-- start of INFORMATION GIVEN --

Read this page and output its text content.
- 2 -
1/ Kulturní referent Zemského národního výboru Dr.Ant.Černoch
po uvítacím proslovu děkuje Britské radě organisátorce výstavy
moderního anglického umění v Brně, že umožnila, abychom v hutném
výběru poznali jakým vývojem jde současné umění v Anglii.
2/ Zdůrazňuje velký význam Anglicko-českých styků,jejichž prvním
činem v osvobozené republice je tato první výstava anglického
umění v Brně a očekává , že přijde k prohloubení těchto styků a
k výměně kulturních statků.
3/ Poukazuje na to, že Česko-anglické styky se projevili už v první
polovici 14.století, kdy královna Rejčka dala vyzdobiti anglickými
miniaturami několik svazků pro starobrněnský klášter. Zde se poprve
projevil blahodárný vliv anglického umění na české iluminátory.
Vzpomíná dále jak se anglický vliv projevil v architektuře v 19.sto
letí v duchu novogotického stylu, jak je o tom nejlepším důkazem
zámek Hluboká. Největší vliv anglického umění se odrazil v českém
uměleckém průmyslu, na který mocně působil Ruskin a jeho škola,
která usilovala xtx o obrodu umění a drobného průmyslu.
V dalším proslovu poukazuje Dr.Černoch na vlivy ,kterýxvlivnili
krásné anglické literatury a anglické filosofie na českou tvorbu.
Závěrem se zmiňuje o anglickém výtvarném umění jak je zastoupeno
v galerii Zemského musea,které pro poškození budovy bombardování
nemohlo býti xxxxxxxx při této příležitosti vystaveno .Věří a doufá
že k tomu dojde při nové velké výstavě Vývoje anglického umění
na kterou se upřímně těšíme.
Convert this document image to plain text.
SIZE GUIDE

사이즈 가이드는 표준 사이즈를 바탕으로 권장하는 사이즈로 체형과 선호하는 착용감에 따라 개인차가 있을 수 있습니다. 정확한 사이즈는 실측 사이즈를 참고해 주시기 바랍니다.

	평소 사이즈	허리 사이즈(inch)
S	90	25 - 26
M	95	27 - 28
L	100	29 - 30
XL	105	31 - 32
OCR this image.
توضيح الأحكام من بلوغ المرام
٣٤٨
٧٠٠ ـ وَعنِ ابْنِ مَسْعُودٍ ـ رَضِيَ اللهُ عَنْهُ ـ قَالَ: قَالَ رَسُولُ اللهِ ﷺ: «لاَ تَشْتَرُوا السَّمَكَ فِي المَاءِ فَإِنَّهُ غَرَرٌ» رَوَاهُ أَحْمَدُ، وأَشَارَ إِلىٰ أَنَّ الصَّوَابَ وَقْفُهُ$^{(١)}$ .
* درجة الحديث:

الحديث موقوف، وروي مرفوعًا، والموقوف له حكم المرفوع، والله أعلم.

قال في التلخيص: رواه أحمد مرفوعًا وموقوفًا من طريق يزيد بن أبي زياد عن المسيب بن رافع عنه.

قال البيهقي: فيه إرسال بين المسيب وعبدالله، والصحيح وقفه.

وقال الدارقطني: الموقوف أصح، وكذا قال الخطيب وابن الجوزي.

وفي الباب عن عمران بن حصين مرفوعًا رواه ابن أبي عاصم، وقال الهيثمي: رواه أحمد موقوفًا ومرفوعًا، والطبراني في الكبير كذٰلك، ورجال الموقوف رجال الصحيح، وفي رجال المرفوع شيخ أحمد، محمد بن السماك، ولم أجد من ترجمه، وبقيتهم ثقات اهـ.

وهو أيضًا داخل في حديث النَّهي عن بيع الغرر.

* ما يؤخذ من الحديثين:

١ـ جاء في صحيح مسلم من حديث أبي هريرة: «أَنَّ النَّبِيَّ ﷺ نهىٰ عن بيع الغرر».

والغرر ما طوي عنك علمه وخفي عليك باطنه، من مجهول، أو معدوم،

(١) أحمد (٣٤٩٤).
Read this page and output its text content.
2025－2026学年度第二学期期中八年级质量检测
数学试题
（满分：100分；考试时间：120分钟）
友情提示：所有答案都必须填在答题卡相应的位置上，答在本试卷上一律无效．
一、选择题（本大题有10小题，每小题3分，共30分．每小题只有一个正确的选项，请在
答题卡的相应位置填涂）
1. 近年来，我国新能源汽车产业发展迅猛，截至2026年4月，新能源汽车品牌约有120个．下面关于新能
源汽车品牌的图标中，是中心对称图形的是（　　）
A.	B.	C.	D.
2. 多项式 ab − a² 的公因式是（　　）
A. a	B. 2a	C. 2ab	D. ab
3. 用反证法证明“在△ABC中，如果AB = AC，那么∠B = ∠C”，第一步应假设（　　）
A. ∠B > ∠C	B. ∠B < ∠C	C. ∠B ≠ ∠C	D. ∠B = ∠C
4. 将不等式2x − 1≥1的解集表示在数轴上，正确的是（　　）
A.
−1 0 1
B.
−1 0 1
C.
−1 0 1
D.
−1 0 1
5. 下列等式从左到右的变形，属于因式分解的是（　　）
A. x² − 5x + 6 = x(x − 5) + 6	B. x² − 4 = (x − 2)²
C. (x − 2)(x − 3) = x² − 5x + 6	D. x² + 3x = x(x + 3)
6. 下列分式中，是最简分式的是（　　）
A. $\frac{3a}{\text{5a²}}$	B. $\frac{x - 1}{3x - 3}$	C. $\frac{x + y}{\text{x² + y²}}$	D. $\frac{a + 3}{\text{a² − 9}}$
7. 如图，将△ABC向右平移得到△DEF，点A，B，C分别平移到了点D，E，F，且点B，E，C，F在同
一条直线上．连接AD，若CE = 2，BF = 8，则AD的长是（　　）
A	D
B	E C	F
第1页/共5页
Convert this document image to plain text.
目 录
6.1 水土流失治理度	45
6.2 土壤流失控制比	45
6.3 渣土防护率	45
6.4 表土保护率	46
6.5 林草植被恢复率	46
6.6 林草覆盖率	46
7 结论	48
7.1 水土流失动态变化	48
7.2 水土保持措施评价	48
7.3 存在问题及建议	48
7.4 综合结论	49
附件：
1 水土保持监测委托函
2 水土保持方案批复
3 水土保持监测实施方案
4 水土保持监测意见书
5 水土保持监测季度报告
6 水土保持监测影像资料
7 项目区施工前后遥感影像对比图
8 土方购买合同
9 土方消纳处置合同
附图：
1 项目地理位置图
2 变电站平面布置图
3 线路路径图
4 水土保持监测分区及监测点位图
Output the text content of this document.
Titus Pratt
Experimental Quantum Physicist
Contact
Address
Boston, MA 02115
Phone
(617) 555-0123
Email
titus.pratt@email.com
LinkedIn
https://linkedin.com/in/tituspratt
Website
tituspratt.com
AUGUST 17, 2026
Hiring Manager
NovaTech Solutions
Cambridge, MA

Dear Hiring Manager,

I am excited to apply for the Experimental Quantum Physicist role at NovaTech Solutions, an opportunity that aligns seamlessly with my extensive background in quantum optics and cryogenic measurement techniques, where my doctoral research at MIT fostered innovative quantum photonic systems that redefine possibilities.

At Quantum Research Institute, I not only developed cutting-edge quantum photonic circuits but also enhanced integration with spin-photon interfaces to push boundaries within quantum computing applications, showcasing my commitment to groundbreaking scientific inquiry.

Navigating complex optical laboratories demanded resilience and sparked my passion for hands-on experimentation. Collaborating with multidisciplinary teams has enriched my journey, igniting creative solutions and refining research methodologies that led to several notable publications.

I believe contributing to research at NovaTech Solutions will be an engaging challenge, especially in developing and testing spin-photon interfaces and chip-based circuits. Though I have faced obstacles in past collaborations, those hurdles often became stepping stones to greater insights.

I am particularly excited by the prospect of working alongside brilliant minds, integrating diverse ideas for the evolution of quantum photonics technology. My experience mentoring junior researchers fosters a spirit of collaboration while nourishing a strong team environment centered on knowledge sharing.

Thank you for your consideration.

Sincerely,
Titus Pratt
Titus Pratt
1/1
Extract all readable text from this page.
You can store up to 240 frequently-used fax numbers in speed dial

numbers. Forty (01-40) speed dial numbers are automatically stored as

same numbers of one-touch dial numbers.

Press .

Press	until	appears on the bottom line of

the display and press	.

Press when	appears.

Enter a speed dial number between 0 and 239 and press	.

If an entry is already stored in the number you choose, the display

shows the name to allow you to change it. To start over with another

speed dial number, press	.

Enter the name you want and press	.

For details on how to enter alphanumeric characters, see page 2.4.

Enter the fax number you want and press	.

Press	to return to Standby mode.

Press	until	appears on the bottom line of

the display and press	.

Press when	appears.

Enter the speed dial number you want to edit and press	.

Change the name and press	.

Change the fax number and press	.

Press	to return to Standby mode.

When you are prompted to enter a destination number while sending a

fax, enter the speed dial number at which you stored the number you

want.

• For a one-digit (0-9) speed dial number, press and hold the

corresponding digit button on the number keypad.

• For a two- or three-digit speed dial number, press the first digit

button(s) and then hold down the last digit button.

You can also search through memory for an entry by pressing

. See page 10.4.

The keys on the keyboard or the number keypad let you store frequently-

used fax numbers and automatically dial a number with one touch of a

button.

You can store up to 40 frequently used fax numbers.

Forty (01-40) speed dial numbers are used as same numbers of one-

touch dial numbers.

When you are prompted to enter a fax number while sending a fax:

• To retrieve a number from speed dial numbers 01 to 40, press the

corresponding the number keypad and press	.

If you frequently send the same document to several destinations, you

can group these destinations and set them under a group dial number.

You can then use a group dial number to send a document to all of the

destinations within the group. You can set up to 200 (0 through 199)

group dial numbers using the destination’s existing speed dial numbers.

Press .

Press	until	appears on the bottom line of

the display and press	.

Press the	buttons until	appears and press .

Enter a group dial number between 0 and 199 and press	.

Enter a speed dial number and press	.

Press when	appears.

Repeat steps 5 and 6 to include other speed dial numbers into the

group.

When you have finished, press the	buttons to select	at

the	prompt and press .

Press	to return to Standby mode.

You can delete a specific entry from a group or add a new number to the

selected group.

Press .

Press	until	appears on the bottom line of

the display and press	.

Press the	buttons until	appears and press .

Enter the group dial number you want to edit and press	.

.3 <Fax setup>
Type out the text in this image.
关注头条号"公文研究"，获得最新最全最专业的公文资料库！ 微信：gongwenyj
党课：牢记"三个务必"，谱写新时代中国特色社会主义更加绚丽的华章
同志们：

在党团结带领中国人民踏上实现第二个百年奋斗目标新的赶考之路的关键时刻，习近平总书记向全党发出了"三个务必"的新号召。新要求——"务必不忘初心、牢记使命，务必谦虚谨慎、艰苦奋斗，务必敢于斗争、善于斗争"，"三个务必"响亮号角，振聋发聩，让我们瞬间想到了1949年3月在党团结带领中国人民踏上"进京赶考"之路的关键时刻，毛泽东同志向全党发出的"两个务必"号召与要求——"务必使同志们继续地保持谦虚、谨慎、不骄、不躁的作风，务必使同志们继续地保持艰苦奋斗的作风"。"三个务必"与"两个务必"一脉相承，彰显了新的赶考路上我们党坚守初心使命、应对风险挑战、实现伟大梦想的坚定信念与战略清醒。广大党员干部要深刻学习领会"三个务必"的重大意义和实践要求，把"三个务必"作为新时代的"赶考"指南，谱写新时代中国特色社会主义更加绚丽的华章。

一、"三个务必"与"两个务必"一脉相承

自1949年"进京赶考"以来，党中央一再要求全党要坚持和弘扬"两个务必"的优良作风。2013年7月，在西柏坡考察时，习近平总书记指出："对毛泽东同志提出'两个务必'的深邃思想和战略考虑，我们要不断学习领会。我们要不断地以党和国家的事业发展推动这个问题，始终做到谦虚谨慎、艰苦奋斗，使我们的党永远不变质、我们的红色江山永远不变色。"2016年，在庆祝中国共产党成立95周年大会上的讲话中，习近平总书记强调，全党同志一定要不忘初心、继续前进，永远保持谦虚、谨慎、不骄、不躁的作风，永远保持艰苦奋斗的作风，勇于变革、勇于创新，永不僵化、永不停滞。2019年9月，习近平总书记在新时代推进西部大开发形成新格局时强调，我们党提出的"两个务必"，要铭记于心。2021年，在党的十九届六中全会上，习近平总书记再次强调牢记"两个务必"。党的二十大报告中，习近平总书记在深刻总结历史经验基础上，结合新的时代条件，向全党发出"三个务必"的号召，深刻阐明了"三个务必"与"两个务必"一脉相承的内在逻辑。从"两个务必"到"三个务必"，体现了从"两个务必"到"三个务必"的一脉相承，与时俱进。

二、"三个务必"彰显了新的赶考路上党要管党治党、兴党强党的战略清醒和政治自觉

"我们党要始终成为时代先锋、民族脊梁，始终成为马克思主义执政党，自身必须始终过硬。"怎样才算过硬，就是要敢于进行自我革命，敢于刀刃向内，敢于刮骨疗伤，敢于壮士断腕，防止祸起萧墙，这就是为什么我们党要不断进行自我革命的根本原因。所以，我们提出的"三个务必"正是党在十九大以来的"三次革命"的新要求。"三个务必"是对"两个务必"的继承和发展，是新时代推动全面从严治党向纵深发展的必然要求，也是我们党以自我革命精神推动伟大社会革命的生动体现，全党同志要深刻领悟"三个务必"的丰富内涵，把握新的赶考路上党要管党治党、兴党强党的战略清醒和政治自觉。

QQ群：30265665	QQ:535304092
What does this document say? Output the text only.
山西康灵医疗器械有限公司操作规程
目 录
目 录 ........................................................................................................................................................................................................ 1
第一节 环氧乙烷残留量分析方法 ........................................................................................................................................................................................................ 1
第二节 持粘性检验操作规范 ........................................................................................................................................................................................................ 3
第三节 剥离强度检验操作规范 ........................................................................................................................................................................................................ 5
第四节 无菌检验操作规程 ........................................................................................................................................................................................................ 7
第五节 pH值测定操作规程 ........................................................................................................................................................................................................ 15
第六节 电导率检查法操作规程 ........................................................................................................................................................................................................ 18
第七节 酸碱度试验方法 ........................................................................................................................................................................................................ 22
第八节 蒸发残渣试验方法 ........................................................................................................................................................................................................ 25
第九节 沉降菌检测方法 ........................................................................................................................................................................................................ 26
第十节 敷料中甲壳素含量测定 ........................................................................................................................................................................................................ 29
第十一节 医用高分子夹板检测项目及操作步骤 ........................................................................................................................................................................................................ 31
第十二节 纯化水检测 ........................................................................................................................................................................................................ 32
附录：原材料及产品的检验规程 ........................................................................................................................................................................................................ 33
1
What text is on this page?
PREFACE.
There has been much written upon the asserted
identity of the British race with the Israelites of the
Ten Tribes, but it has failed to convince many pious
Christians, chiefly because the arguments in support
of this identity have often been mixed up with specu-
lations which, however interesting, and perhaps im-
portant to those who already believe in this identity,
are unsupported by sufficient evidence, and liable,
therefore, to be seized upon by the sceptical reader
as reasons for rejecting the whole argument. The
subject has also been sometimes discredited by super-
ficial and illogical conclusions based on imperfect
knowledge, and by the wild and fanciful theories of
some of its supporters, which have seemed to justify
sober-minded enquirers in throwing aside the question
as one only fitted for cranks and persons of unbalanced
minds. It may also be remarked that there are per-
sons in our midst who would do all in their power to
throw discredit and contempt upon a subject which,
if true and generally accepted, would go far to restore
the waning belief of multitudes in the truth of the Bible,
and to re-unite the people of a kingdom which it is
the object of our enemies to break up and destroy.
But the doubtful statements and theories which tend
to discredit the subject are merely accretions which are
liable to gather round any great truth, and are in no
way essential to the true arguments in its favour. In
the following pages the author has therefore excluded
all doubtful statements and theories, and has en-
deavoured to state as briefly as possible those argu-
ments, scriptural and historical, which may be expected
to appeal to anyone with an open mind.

-- end of INFORMATION GIVEN --

**EXERCISE PROMPT**
Search the listing above for the string "which". Copy every line that contains it.

**WORKED ANSWER**
fax, enter the speed dial number at which you stored the number you
lations which, however interesting, and perhaps im-
some of its supporters, which have seemed to justify
throw discredit and contempt upon a subject which,
and to re-unite the people of a kingdom which it is
But the doubtful statements and theories which tend
to discredit the subject are merely accretions which are
ments, scriptural and historical, which may be expected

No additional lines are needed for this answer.